WHAT TO PRODUCE: Reproduce the lines of the material exactly, excluding every image.

▬▬▬▬▬▬

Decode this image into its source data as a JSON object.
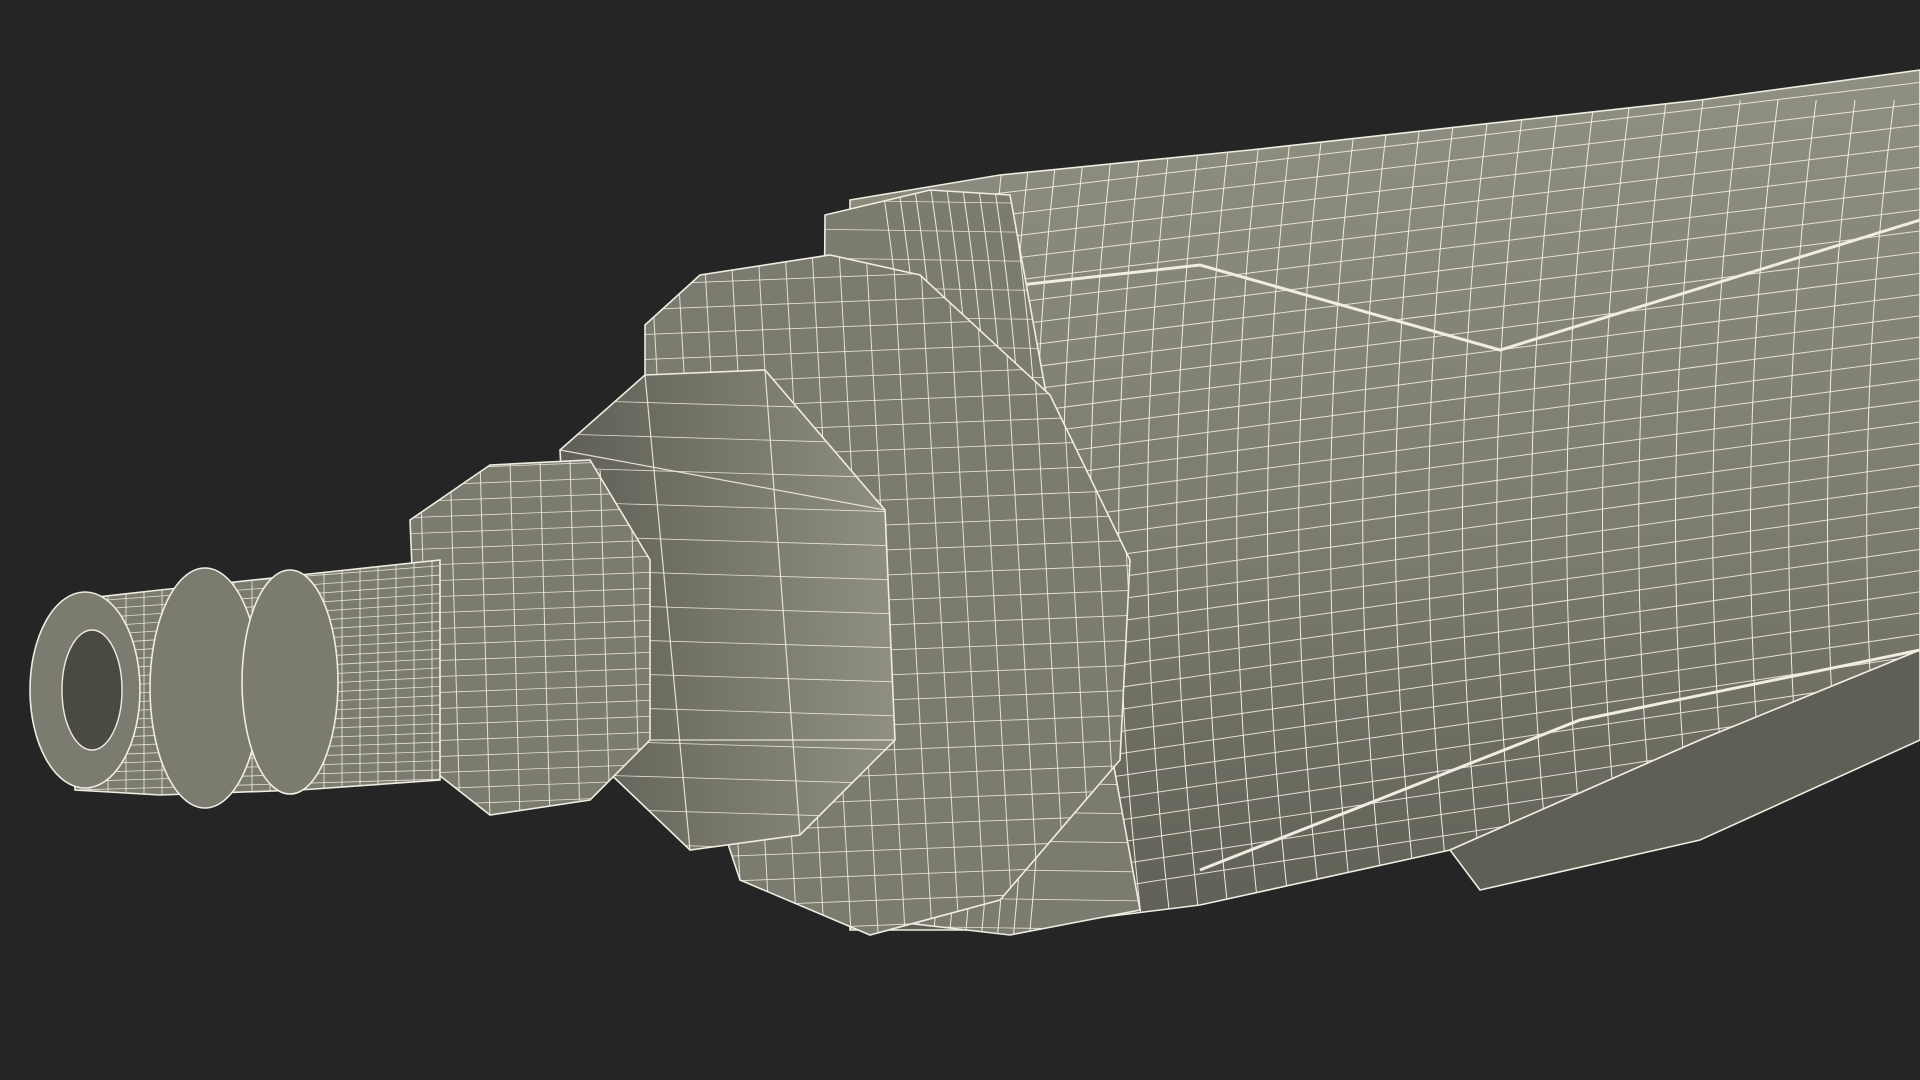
{
  "render": {
    "subject": "wireframe-render-pneumatic-tool",
    "colors": {
      "background": "#252525",
      "body": "#7b7b6f",
      "body_shadow": "#5f5f55",
      "body_highlight": "#8f8f82",
      "hex_nut": "#6f6f65",
      "wire": "#efece2",
      "bore": "#4a4a43"
    }
  }
}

▬▬▬▬▬▬

OUTPUT BELOW:
Decode this image into its source data as a JSON object.
{
  "render": {
    "subject": "wireframe-render-pneumatic-tool",
    "colors": {
      "background": "#252525",
      "body": "#7b7b6f",
      "body_shadow": "#5f5f55",
      "body_highlight": "#8f8f82",
      "hex_nut": "#6f6f65",
      "wire": "#efece2",
      "bore": "#4a4a43"
    }
  }
}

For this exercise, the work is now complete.